**WHAT TO DO**
Look through the records below and give the number of lines holding the string "Discount", nothing more.

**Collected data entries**
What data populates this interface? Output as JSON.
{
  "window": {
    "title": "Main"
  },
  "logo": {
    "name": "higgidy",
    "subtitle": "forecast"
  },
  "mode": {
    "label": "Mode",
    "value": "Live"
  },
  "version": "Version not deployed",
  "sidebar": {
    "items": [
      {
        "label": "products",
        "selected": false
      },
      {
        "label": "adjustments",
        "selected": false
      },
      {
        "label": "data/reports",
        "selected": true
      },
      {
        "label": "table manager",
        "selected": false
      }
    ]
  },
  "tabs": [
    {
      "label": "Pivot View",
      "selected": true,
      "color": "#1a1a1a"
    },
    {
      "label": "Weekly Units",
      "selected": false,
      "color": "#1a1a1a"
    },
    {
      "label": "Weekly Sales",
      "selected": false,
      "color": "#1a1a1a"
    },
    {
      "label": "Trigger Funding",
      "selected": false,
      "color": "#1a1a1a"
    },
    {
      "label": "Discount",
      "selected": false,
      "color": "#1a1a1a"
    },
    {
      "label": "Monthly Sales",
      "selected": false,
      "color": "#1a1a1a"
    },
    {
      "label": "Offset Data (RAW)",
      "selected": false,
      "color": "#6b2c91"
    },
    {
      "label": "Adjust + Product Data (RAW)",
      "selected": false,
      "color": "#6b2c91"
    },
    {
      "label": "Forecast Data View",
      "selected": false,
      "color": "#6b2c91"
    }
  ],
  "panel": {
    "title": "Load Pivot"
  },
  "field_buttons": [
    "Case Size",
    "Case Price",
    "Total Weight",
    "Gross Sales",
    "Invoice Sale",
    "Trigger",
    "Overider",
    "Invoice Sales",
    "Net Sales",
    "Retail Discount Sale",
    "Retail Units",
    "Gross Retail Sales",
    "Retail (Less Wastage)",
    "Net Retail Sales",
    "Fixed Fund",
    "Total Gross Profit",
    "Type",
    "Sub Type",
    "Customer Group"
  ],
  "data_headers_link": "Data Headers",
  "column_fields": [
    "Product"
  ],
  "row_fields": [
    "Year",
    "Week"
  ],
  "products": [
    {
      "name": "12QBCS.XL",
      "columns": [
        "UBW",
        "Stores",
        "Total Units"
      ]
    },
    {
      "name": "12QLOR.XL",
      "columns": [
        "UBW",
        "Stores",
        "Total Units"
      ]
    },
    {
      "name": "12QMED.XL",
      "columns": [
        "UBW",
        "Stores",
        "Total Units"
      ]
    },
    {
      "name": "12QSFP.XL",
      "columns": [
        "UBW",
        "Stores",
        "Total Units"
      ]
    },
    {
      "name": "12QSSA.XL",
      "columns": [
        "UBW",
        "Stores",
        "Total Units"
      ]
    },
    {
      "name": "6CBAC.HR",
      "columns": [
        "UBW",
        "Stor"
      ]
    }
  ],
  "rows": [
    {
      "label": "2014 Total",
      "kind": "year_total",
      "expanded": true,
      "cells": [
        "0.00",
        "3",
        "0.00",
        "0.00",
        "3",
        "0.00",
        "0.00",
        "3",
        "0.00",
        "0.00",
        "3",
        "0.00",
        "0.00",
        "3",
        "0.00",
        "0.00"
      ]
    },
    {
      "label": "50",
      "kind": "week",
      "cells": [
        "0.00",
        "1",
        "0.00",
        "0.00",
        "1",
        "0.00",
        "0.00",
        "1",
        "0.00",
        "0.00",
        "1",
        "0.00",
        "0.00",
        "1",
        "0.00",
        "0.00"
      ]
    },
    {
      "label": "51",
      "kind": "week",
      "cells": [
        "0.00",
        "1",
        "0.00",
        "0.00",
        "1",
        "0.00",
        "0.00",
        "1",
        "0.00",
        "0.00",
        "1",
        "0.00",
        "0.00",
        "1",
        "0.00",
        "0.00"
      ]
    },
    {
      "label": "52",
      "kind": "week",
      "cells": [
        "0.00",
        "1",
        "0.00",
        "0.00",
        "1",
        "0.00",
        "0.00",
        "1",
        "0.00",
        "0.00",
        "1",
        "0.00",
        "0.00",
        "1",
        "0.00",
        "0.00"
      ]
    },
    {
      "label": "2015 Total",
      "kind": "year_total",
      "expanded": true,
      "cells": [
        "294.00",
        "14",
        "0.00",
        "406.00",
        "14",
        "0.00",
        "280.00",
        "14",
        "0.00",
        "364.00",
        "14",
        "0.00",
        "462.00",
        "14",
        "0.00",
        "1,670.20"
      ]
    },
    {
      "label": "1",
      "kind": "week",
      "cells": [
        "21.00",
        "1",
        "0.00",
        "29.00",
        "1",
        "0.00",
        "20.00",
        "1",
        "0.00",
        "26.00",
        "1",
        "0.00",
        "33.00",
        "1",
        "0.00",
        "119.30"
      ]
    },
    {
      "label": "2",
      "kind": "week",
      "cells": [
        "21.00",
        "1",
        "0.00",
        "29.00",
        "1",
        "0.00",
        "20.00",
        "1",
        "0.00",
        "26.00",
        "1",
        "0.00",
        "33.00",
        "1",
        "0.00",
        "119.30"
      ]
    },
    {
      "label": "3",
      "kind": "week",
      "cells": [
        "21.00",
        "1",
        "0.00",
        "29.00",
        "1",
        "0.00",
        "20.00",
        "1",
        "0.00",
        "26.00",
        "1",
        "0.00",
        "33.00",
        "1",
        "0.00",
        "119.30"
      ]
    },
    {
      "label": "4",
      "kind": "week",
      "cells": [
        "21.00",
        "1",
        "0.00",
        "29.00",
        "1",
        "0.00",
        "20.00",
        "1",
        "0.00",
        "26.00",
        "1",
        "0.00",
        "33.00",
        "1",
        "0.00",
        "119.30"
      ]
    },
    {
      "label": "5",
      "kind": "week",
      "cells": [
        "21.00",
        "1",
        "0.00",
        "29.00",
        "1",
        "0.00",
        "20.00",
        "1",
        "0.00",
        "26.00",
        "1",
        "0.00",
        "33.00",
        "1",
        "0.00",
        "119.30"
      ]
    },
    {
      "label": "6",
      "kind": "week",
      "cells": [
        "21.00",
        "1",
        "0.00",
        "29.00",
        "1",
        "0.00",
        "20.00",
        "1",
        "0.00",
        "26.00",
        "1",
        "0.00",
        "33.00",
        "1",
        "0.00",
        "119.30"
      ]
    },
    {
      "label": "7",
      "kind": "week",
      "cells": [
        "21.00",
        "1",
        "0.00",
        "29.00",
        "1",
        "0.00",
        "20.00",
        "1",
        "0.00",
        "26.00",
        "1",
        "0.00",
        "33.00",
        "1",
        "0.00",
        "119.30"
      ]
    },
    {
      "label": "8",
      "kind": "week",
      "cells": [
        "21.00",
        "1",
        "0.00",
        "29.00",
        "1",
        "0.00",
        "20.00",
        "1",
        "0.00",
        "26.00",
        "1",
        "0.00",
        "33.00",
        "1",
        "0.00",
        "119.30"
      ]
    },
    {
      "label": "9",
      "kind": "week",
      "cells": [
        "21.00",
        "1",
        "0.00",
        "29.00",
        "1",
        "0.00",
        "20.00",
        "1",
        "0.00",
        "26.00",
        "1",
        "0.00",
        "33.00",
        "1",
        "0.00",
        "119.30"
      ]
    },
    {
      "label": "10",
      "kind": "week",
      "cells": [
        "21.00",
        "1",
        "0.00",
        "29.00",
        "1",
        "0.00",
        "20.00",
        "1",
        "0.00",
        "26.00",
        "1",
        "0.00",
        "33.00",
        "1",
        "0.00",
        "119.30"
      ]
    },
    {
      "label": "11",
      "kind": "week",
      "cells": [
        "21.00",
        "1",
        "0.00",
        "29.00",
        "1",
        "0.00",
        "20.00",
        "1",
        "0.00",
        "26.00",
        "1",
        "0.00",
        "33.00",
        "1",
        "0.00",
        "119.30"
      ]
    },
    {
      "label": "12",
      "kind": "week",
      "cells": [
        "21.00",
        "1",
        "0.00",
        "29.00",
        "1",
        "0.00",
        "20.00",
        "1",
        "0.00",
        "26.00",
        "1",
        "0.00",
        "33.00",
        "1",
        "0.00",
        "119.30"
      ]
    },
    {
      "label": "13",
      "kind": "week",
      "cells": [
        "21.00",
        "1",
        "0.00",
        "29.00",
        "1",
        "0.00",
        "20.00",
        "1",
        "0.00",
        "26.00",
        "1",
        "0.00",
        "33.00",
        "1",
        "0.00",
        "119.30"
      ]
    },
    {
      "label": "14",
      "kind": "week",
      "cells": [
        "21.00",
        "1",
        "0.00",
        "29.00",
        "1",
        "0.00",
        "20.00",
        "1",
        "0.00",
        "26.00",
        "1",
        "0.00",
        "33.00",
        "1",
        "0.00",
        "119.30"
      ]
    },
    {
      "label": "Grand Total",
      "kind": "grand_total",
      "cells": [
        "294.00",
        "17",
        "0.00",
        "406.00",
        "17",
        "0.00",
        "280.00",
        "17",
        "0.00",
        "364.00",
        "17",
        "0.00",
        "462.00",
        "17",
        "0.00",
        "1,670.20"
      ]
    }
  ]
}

**FINAL RESULT**
2